_What you need to do_: Give the material once more, word for word, without any images.

_Dataset records_:
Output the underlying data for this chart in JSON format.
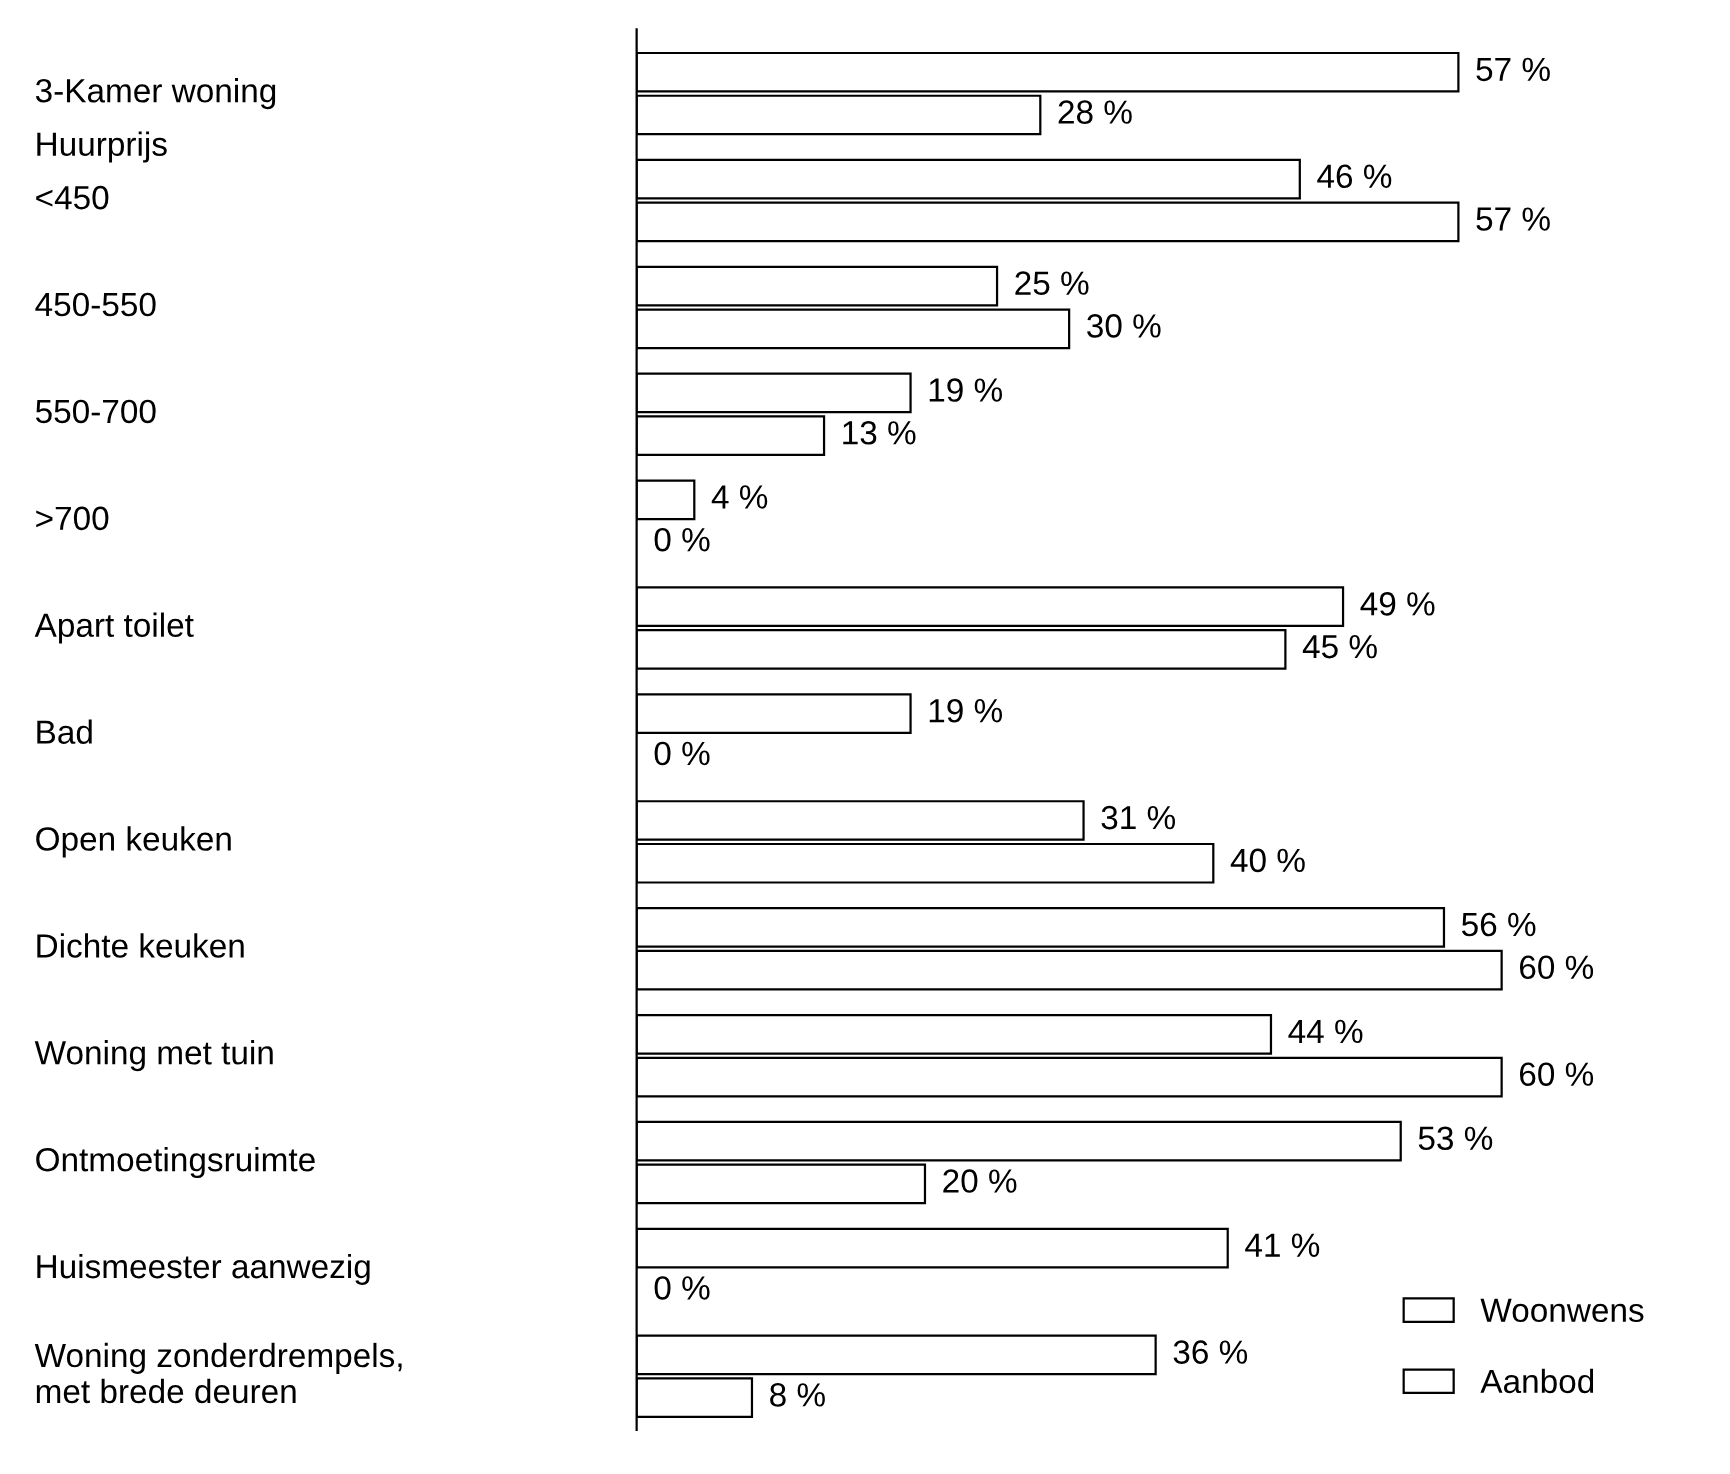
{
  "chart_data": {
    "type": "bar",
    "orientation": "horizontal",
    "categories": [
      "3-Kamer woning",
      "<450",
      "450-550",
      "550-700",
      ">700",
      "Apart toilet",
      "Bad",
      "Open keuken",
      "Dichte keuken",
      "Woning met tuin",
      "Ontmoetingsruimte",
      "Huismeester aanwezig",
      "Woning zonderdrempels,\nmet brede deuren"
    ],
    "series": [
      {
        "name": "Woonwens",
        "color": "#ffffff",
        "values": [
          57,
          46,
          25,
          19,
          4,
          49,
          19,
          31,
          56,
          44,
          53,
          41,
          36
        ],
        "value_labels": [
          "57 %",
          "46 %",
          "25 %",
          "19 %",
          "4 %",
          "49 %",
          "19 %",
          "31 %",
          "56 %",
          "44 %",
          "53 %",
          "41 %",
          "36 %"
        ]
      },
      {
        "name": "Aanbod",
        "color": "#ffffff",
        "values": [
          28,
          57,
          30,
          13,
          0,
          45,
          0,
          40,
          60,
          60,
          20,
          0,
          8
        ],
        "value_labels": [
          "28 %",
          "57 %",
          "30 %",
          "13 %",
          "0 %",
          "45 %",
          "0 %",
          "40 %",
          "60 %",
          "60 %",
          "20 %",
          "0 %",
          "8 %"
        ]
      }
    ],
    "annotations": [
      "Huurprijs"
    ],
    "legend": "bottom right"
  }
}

_Output for this task_:
Output the underlying data for this chart in JSON format.
{
  "chart_data": {
    "type": "bar",
    "orientation": "horizontal",
    "categories": [
      "3-Kamer woning",
      "<450",
      "450-550",
      "550-700",
      ">700",
      "Apart toilet",
      "Bad",
      "Open keuken",
      "Dichte keuken",
      "Woning met tuin",
      "Ontmoetingsruimte",
      "Huismeester aanwezig",
      "Woning zonderdrempels,\nmet brede deuren"
    ],
    "series": [
      {
        "name": "Woonwens",
        "color": "#ffffff",
        "values": [
          57,
          46,
          25,
          19,
          4,
          49,
          19,
          31,
          56,
          44,
          53,
          41,
          36
        ],
        "value_labels": [
          "57 %",
          "46 %",
          "25 %",
          "19 %",
          "4 %",
          "49 %",
          "19 %",
          "31 %",
          "56 %",
          "44 %",
          "53 %",
          "41 %",
          "36 %"
        ]
      },
      {
        "name": "Aanbod",
        "color": "#ffffff",
        "values": [
          28,
          57,
          30,
          13,
          0,
          45,
          0,
          40,
          60,
          60,
          20,
          0,
          8
        ],
        "value_labels": [
          "28 %",
          "57 %",
          "30 %",
          "13 %",
          "0 %",
          "45 %",
          "0 %",
          "40 %",
          "60 %",
          "60 %",
          "20 %",
          "0 %",
          "8 %"
        ]
      }
    ],
    "annotations": [
      "Huurprijs"
    ],
    "legend": "bottom right"
  }
}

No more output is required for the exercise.